------ Data section
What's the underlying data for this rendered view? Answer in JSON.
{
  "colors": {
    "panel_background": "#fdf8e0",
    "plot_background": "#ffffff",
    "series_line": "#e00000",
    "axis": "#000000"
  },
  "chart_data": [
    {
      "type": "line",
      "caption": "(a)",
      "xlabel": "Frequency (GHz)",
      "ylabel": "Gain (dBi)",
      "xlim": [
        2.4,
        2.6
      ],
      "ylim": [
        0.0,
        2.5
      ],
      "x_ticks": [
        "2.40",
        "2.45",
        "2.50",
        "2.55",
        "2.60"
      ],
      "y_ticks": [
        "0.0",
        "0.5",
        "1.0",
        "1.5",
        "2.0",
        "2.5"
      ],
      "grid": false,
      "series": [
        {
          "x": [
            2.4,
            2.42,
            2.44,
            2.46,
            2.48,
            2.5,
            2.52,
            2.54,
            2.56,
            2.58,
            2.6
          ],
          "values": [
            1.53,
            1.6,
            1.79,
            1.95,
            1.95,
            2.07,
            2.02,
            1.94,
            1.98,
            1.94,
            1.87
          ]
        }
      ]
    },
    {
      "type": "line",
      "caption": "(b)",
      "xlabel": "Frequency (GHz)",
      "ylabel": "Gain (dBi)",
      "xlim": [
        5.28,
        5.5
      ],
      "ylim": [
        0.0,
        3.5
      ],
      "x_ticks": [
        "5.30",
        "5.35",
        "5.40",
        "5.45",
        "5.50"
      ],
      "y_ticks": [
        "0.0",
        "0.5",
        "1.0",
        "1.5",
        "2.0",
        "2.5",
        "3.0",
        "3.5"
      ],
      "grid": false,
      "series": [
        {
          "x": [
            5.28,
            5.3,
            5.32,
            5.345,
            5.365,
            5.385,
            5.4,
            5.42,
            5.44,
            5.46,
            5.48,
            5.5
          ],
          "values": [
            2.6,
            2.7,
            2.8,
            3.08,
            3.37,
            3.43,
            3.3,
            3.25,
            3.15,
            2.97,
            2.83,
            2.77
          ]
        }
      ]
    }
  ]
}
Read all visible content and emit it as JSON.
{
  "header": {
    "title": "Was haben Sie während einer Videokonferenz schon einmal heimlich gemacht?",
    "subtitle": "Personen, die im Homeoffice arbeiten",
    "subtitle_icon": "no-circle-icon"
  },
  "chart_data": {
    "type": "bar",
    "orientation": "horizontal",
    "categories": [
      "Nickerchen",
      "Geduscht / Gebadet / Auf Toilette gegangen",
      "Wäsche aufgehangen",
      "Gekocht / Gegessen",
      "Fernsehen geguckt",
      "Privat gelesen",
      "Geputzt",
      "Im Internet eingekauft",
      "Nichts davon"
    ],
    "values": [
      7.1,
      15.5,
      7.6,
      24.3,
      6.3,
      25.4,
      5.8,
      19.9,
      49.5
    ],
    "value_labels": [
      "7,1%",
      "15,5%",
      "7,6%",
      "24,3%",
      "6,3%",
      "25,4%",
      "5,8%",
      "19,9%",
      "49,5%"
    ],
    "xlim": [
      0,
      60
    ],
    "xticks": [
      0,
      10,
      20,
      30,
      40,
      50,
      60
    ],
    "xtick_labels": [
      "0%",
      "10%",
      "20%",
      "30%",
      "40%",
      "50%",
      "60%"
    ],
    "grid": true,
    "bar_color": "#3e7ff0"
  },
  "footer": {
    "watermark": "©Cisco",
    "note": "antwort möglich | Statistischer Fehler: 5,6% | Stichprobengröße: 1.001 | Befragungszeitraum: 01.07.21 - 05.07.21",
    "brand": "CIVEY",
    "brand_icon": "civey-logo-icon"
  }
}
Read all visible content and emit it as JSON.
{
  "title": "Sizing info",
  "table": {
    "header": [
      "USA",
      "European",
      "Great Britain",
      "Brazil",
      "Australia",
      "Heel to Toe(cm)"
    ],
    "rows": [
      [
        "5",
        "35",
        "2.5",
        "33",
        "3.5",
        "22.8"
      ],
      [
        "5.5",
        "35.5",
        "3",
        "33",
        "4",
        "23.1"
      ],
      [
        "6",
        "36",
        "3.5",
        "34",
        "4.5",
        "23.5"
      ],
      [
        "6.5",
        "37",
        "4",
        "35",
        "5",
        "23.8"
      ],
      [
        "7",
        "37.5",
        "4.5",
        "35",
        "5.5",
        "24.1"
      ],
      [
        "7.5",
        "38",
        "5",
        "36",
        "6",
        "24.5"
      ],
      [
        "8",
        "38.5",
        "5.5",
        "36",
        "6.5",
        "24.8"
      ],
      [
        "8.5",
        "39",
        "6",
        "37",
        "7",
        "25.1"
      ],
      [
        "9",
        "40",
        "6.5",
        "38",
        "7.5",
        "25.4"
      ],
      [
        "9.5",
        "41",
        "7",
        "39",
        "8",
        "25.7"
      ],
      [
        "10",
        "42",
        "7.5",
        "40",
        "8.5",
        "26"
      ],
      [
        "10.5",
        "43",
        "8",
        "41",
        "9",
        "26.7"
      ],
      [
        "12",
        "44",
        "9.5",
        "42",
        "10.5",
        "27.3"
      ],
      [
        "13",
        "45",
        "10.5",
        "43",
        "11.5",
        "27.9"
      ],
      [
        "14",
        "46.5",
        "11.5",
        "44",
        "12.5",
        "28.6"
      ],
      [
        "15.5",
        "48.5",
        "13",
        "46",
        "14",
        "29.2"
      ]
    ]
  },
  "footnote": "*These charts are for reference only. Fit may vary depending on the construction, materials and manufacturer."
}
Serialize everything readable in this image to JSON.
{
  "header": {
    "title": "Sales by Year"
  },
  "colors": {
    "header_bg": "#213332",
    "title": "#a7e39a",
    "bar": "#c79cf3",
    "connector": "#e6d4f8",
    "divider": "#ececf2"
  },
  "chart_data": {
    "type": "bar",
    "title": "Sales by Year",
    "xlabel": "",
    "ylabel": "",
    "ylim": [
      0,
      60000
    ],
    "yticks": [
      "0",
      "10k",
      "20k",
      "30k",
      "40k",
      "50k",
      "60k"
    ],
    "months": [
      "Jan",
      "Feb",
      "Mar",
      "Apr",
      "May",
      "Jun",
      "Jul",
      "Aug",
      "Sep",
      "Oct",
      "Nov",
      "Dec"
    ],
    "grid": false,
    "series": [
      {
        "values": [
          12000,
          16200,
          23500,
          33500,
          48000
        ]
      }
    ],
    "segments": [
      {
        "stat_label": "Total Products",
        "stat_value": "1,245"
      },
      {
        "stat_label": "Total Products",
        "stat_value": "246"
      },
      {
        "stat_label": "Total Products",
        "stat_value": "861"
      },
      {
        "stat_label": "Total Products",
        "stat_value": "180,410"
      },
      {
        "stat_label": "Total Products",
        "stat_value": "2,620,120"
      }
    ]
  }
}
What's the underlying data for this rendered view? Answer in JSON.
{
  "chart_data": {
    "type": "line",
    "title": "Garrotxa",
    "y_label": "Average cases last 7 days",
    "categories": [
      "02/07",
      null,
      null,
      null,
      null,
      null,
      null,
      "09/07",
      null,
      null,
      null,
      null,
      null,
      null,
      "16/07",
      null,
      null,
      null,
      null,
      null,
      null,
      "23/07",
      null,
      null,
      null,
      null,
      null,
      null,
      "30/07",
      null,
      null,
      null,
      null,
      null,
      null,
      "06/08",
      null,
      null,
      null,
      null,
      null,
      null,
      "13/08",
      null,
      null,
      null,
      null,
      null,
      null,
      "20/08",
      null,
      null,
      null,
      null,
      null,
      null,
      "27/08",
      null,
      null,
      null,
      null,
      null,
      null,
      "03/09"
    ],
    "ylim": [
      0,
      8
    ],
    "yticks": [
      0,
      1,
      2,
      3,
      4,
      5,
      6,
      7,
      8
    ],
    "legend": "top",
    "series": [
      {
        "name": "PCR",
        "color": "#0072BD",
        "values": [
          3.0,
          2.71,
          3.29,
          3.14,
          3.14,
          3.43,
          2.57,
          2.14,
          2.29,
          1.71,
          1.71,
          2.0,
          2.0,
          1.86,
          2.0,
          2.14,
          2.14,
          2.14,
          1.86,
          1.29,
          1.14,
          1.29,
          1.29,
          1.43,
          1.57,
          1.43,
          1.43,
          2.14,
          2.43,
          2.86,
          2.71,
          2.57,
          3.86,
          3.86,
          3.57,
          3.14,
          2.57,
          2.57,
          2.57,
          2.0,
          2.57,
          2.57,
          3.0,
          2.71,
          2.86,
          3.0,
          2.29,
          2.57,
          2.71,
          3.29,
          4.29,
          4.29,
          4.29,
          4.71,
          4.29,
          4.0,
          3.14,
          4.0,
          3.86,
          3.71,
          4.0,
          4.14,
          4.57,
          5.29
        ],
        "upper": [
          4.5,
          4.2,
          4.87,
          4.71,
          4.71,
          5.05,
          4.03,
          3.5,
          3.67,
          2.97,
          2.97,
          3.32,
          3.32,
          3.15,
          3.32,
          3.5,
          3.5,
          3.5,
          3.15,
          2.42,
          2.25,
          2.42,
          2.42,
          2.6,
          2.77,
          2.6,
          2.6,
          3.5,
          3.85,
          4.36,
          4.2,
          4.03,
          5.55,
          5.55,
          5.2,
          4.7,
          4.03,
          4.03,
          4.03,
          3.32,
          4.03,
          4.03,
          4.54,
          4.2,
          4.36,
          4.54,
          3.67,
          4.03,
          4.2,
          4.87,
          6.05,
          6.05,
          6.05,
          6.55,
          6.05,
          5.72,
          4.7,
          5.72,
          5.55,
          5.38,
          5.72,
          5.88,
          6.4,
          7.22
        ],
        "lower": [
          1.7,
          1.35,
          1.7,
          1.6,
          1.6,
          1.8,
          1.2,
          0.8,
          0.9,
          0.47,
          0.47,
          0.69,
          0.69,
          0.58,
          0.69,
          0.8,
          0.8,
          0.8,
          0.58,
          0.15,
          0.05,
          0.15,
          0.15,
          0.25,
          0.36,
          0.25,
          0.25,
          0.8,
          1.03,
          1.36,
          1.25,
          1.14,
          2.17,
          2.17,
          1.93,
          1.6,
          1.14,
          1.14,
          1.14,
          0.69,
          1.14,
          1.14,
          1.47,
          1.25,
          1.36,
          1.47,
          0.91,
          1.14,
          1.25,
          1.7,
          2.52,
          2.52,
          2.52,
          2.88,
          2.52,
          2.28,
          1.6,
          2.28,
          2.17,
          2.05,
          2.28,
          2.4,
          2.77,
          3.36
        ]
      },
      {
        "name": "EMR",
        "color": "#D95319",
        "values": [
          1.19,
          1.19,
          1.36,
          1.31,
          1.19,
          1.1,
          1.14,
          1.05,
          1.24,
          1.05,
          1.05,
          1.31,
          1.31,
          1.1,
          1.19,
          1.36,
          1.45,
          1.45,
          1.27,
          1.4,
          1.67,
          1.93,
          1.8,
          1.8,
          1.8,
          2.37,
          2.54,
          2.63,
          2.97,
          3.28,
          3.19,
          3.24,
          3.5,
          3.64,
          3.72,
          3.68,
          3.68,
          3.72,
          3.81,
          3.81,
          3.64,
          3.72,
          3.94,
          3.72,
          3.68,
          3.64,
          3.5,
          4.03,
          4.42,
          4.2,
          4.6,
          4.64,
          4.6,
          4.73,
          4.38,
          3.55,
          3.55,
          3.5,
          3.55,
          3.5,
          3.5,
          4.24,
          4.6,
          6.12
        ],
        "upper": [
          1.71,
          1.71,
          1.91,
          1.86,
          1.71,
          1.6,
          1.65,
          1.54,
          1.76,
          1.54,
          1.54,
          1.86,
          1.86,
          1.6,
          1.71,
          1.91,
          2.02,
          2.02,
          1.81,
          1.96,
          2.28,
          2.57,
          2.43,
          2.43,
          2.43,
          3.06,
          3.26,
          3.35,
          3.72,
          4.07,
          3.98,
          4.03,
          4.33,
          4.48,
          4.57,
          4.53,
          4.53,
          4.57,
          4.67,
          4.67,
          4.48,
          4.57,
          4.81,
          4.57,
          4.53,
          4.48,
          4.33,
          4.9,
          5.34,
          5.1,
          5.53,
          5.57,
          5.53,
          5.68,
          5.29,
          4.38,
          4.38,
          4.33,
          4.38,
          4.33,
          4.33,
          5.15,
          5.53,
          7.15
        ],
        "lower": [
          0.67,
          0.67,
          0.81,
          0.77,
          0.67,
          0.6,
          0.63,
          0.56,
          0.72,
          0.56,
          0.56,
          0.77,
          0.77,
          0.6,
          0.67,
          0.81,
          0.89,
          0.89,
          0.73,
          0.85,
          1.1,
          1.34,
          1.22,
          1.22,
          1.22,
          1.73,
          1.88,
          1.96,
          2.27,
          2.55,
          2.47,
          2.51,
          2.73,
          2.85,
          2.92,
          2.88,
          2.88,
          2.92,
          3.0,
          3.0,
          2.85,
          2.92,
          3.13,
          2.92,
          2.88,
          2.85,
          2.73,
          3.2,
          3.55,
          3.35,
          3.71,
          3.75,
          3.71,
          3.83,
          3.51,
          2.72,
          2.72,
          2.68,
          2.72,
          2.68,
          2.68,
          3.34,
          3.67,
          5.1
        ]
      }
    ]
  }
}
------------
Stated goal: In the records above, how many lines include the string "grid"? Answer with only the number.

Full answer: 4